▶ **AIM**: Look at the entries below and reproduce them exactly.

▶ **MATERIAL FOR THE TASK**:
--- start ---

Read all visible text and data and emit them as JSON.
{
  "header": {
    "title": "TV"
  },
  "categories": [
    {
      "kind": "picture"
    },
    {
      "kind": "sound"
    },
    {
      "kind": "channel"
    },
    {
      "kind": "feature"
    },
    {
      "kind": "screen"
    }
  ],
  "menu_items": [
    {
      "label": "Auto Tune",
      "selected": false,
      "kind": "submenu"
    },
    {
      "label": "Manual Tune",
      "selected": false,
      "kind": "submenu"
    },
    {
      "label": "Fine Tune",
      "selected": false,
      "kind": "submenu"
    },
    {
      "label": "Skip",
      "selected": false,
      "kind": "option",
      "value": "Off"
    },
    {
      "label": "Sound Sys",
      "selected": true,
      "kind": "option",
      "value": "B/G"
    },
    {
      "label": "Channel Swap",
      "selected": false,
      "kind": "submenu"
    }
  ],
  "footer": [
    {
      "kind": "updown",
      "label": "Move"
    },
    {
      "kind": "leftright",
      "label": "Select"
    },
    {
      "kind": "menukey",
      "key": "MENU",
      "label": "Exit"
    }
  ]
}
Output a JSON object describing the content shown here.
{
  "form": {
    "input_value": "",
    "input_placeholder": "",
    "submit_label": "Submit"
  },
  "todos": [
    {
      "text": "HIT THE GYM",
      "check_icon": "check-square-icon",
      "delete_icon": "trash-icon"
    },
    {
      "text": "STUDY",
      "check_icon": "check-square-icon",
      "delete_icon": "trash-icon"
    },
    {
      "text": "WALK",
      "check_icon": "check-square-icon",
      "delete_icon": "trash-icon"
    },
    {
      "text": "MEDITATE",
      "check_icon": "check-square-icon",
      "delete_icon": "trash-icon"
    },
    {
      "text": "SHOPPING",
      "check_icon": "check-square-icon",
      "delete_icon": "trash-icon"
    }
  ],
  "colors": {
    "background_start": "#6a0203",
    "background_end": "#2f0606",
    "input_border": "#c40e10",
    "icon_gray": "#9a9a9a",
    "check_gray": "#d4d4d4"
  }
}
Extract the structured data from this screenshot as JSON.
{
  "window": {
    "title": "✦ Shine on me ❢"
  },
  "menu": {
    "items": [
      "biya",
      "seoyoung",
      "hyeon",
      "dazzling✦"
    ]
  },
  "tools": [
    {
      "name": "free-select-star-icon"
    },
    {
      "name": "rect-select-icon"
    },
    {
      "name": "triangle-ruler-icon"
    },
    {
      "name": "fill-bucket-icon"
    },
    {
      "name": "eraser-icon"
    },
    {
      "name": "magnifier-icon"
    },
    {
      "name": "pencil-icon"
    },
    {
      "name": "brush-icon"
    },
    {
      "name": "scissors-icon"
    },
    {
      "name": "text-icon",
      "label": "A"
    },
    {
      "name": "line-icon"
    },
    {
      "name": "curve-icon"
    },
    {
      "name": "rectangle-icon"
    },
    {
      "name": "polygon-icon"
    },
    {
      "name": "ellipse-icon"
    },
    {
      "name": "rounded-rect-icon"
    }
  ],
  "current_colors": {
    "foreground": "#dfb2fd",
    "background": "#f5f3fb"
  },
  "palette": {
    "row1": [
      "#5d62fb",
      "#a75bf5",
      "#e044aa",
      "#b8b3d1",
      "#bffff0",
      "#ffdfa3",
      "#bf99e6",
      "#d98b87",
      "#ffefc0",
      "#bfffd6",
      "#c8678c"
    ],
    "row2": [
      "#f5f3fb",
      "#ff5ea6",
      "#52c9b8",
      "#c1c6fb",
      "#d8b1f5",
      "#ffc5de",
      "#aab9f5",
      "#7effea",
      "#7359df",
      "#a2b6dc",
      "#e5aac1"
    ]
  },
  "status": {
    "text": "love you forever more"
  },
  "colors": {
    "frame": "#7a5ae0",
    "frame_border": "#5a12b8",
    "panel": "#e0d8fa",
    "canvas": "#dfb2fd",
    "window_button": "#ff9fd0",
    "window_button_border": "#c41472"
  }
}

--- end ---

▶ **EXPECTED ANSWER**:
Read all visible text and data and emit them as JSON.
{
  "header": {
    "title": "TV"
  },
  "categories": [
    {
      "kind": "picture"
    },
    {
      "kind": "sound"
    },
    {
      "kind": "channel"
    },
    {
      "kind": "feature"
    },
    {
      "kind": "screen"
    }
  ],
  "menu_items": [
    {
      "label": "Auto Tune",
      "selected": false,
      "kind": "submenu"
    },
    {
      "label": "Manual Tune",
      "selected": false,
      "kind": "submenu"
    },
    {
      "label": "Fine Tune",
      "selected": false,
      "kind": "submenu"
    },
    {
      "label": "Skip",
      "selected": false,
      "kind": "option",
      "value": "Off"
    },
    {
      "label": "Sound Sys",
      "selected": true,
      "kind": "option",
      "value": "B/G"
    },
    {
      "label": "Channel Swap",
      "selected": false,
      "kind": "submenu"
    }
  ],
  "footer": [
    {
      "kind": "updown",
      "label": "Move"
    },
    {
      "kind": "leftright",
      "label": "Select"
    },
    {
      "kind": "menukey",
      "key": "MENU",
      "label": "Exit"
    }
  ]
}
Output a JSON object describing the content shown here.
{
  "form": {
    "input_value": "",
    "input_placeholder": "",
    "submit_label": "Submit"
  },
  "todos": [
    {
      "text": "HIT THE GYM",
      "check_icon": "check-square-icon",
      "delete_icon": "trash-icon"
    },
    {
      "text": "STUDY",
      "check_icon": "check-square-icon",
      "delete_icon": "trash-icon"
    },
    {
      "text": "WALK",
      "check_icon": "check-square-icon",
      "delete_icon": "trash-icon"
    },
    {
      "text": "MEDITATE",
      "check_icon": "check-square-icon",
      "delete_icon": "trash-icon"
    },
    {
      "text": "SHOPPING",
      "check_icon": "check-square-icon",
      "delete_icon": "trash-icon"
    }
  ],
  "colors": {
    "background_start": "#6a0203",
    "background_end": "#2f0606",
    "input_border": "#c40e10",
    "icon_gray": "#9a9a9a",
    "check_gray": "#d4d4d4"
  }
}
Extract the structured data from this screenshot as JSON.
{
  "window": {
    "title": "✦ Shine on me ❢"
  },
  "menu": {
    "items": [
      "biya",
      "seoyoung",
      "hyeon",
      "dazzling✦"
    ]
  },
  "tools": [
    {
      "name": "free-select-star-icon"
    },
    {
      "name": "rect-select-icon"
    },
    {
      "name": "triangle-ruler-icon"
    },
    {
      "name": "fill-bucket-icon"
    },
    {
      "name": "eraser-icon"
    },
    {
      "name": "magnifier-icon"
    },
    {
      "name": "pencil-icon"
    },
    {
      "name": "brush-icon"
    },
    {
      "name": "scissors-icon"
    },
    {
      "name": "text-icon",
      "label": "A"
    },
    {
      "name": "line-icon"
    },
    {
      "name": "curve-icon"
    },
    {
      "name": "rectangle-icon"
    },
    {
      "name": "polygon-icon"
    },
    {
      "name": "ellipse-icon"
    },
    {
      "name": "rounded-rect-icon"
    }
  ],
  "current_colors": {
    "foreground": "#dfb2fd",
    "background": "#f5f3fb"
  },
  "palette": {
    "row1": [
      "#5d62fb",
      "#a75bf5",
      "#e044aa",
      "#b8b3d1",
      "#bffff0",
      "#ffdfa3",
      "#bf99e6",
      "#d98b87",
      "#ffefc0",
      "#bfffd6",
      "#c8678c"
    ],
    "row2": [
      "#f5f3fb",
      "#ff5ea6",
      "#52c9b8",
      "#c1c6fb",
      "#d8b1f5",
      "#ffc5de",
      "#aab9f5",
      "#7effea",
      "#7359df",
      "#a2b6dc",
      "#e5aac1"
    ]
  },
  "status": {
    "text": "love you forever more"
  },
  "colors": {
    "frame": "#7a5ae0",
    "frame_border": "#5a12b8",
    "panel": "#e0d8fa",
    "canvas": "#dfb2fd",
    "window_button": "#ff9fd0",
    "window_button_border": "#c41472"
  }
}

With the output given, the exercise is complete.